#### DO THIS:
Repeat what the lines below say, word for word, and skip every image.

=== SOURCE RECORDS ===

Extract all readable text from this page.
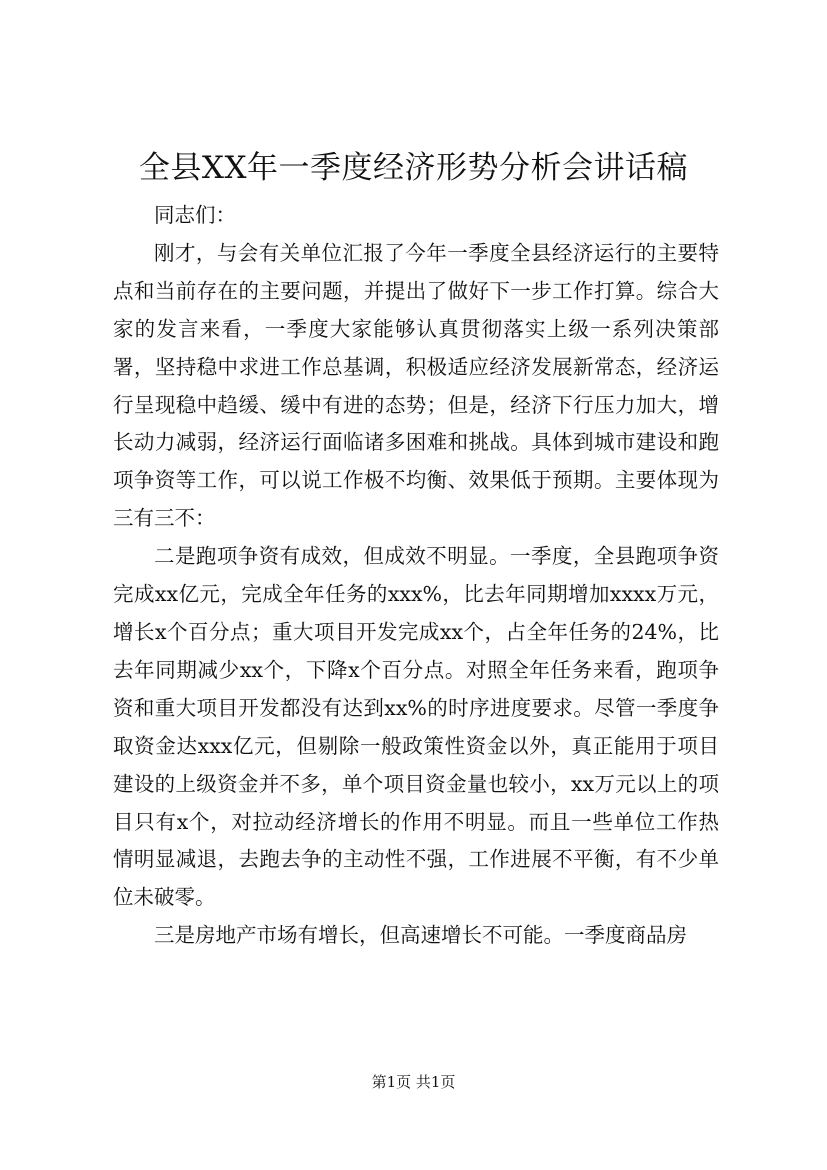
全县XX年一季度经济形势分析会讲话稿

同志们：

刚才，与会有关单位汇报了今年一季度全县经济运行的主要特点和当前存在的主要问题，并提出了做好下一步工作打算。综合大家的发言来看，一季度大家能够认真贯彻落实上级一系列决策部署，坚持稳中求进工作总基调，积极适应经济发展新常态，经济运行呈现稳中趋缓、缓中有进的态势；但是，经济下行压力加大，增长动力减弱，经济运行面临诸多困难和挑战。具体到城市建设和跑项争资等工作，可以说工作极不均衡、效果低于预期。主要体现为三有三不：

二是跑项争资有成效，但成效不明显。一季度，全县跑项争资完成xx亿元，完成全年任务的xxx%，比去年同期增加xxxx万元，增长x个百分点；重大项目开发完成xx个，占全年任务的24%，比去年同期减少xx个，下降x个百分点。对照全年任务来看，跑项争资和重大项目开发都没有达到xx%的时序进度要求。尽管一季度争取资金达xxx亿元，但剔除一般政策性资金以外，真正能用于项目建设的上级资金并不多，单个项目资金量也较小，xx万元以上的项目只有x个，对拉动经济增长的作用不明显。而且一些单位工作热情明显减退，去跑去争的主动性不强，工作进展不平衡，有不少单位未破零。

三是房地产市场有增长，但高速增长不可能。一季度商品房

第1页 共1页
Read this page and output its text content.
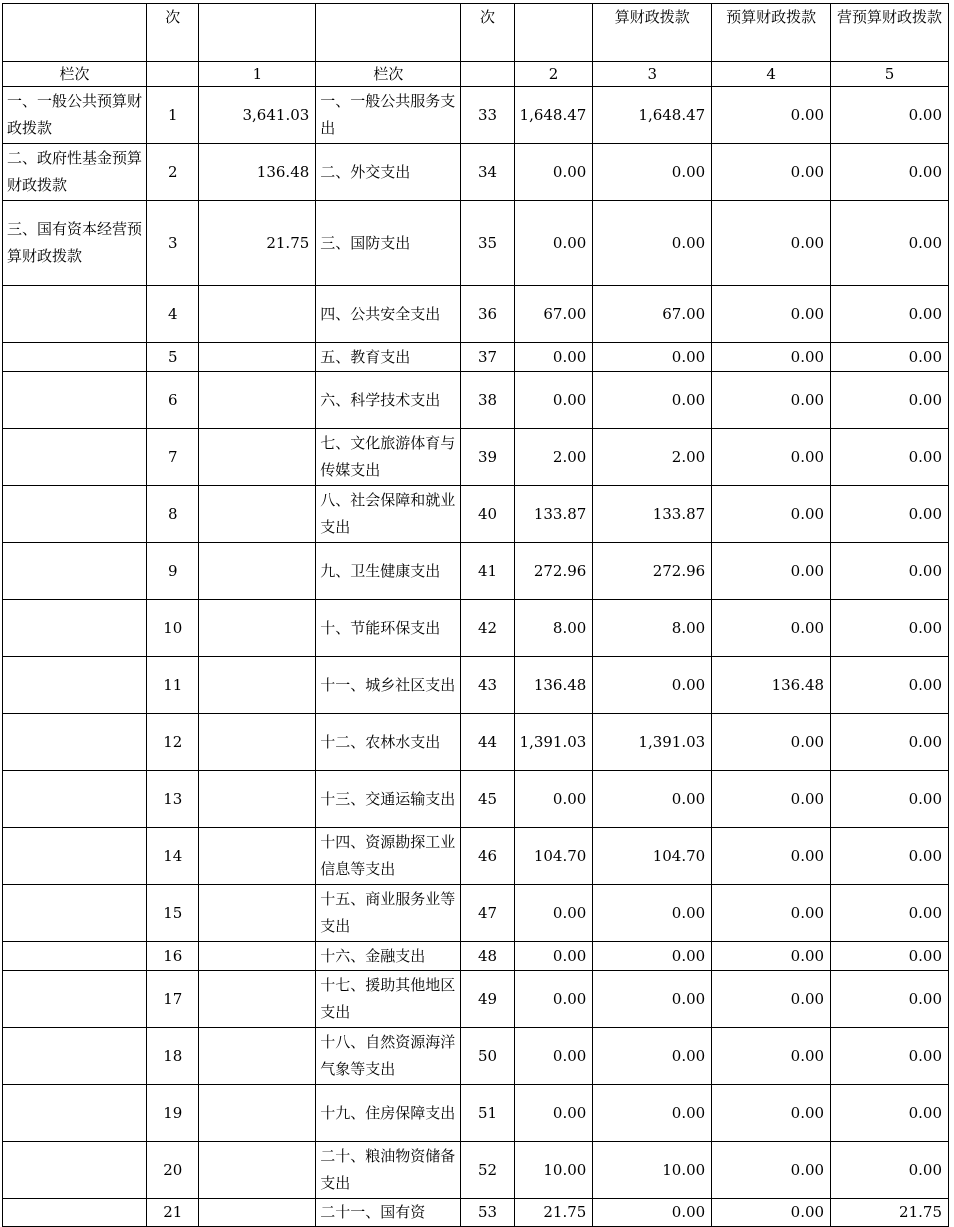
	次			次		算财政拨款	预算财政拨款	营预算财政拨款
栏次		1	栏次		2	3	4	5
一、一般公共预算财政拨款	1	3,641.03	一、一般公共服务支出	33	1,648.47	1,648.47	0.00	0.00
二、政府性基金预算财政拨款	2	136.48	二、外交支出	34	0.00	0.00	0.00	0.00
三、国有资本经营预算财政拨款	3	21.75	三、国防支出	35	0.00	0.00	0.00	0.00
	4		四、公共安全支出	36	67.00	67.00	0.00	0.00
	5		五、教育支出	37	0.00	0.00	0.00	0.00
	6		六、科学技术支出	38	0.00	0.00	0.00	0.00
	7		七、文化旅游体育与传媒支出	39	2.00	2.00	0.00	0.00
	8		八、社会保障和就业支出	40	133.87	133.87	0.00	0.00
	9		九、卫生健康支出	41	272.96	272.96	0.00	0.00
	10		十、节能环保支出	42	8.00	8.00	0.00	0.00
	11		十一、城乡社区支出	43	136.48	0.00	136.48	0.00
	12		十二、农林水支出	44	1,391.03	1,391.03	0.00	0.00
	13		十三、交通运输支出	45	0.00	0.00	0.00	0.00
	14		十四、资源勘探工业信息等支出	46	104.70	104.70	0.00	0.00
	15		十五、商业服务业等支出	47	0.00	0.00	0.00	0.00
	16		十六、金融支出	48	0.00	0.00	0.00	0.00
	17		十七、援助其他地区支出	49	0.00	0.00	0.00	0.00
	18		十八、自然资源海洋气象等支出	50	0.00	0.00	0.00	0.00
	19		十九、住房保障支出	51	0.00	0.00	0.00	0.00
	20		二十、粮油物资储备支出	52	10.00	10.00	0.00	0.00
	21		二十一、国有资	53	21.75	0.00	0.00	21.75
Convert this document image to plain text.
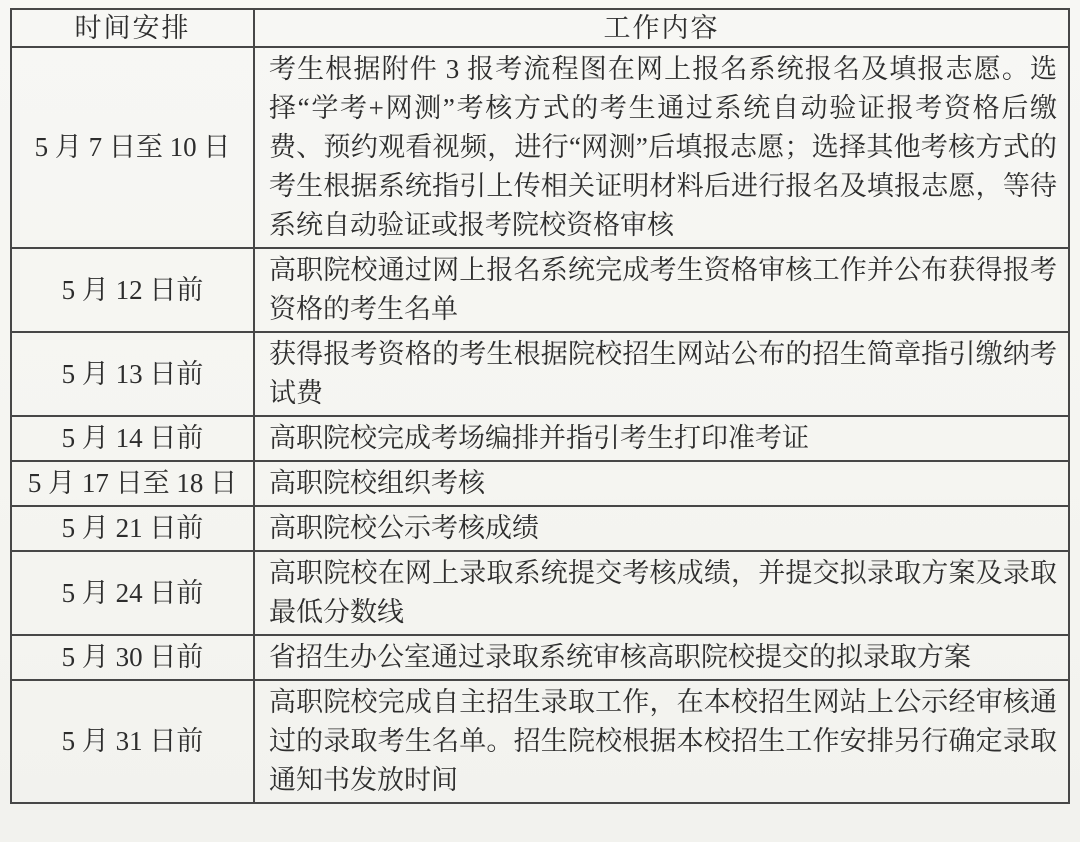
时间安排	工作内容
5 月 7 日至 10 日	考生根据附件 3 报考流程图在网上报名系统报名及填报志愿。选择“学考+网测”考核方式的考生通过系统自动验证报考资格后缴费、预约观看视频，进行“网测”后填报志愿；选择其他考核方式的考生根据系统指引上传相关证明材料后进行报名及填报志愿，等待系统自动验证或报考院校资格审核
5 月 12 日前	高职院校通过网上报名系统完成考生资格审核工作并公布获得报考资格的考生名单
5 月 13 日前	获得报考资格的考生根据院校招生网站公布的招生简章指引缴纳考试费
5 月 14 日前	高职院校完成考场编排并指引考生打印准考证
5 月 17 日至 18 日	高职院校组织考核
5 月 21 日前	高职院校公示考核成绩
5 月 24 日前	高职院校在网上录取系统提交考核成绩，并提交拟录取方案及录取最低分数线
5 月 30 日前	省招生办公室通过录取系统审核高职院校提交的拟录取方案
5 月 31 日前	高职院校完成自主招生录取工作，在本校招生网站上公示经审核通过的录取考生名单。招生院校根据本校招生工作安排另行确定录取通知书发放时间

===

#### WORKED ANSWER:
Extract all readable text from this page.
全县XX年一季度经济形势分析会讲话稿

同志们：

刚才，与会有关单位汇报了今年一季度全县经济运行的主要特点和当前存在的主要问题，并提出了做好下一步工作打算。综合大家的发言来看，一季度大家能够认真贯彻落实上级一系列决策部署，坚持稳中求进工作总基调，积极适应经济发展新常态，经济运行呈现稳中趋缓、缓中有进的态势；但是，经济下行压力加大，增长动力减弱，经济运行面临诸多困难和挑战。具体到城市建设和跑项争资等工作，可以说工作极不均衡、效果低于预期。主要体现为三有三不：

二是跑项争资有成效，但成效不明显。一季度，全县跑项争资完成xx亿元，完成全年任务的xxx%，比去年同期增加xxxx万元，增长x个百分点；重大项目开发完成xx个，占全年任务的24%，比去年同期减少xx个，下降x个百分点。对照全年任务来看，跑项争资和重大项目开发都没有达到xx%的时序进度要求。尽管一季度争取资金达xxx亿元，但剔除一般政策性资金以外，真正能用于项目建设的上级资金并不多，单个项目资金量也较小，xx万元以上的项目只有x个，对拉动经济增长的作用不明显。而且一些单位工作热情明显减退，去跑去争的主动性不强，工作进展不平衡，有不少单位未破零。

三是房地产市场有增长，但高速增长不可能。一季度商品房

第1页 共1页
Read this page and output its text content.
	次			次		算财政拨款	预算财政拨款	营预算财政拨款
栏次		1	栏次		2	3	4	5
一、一般公共预算财政拨款	1	3,641.03	一、一般公共服务支出	33	1,648.47	1,648.47	0.00	0.00
二、政府性基金预算财政拨款	2	136.48	二、外交支出	34	0.00	0.00	0.00	0.00
三、国有资本经营预算财政拨款	3	21.75	三、国防支出	35	0.00	0.00	0.00	0.00
	4		四、公共安全支出	36	67.00	67.00	0.00	0.00
	5		五、教育支出	37	0.00	0.00	0.00	0.00
	6		六、科学技术支出	38	0.00	0.00	0.00	0.00
	7		七、文化旅游体育与传媒支出	39	2.00	2.00	0.00	0.00
	8		八、社会保障和就业支出	40	133.87	133.87	0.00	0.00
	9		九、卫生健康支出	41	272.96	272.96	0.00	0.00
	10		十、节能环保支出	42	8.00	8.00	0.00	0.00
	11		十一、城乡社区支出	43	136.48	0.00	136.48	0.00
	12		十二、农林水支出	44	1,391.03	1,391.03	0.00	0.00
	13		十三、交通运输支出	45	0.00	0.00	0.00	0.00
	14		十四、资源勘探工业信息等支出	46	104.70	104.70	0.00	0.00
	15		十五、商业服务业等支出	47	0.00	0.00	0.00	0.00
	16		十六、金融支出	48	0.00	0.00	0.00	0.00
	17		十七、援助其他地区支出	49	0.00	0.00	0.00	0.00
	18		十八、自然资源海洋气象等支出	50	0.00	0.00	0.00	0.00
	19		十九、住房保障支出	51	0.00	0.00	0.00	0.00
	20		二十、粮油物资储备支出	52	10.00	10.00	0.00	0.00
	21		二十一、国有资	53	21.75	0.00	0.00	21.75
Convert this document image to plain text.
时间安排	工作内容
5 月 7 日至 10 日	考生根据附件 3 报考流程图在网上报名系统报名及填报志愿。选择“学考+网测”考核方式的考生通过系统自动验证报考资格后缴费、预约观看视频，进行“网测”后填报志愿；选择其他考核方式的考生根据系统指引上传相关证明材料后进行报名及填报志愿，等待系统自动验证或报考院校资格审核
5 月 12 日前	高职院校通过网上报名系统完成考生资格审核工作并公布获得报考资格的考生名单
5 月 13 日前	获得报考资格的考生根据院校招生网站公布的招生简章指引缴纳考试费
5 月 14 日前	高职院校完成考场编排并指引考生打印准考证
5 月 17 日至 18 日	高职院校组织考核
5 月 21 日前	高职院校公示考核成绩
5 月 24 日前	高职院校在网上录取系统提交考核成绩，并提交拟录取方案及录取最低分数线
5 月 30 日前	省招生办公室通过录取系统审核高职院校提交的拟录取方案
5 月 31 日前	高职院校完成自主招生录取工作，在本校招生网站上公示经审核通过的录取考生名单。招生院校根据本校招生工作安排另行确定录取通知书发放时间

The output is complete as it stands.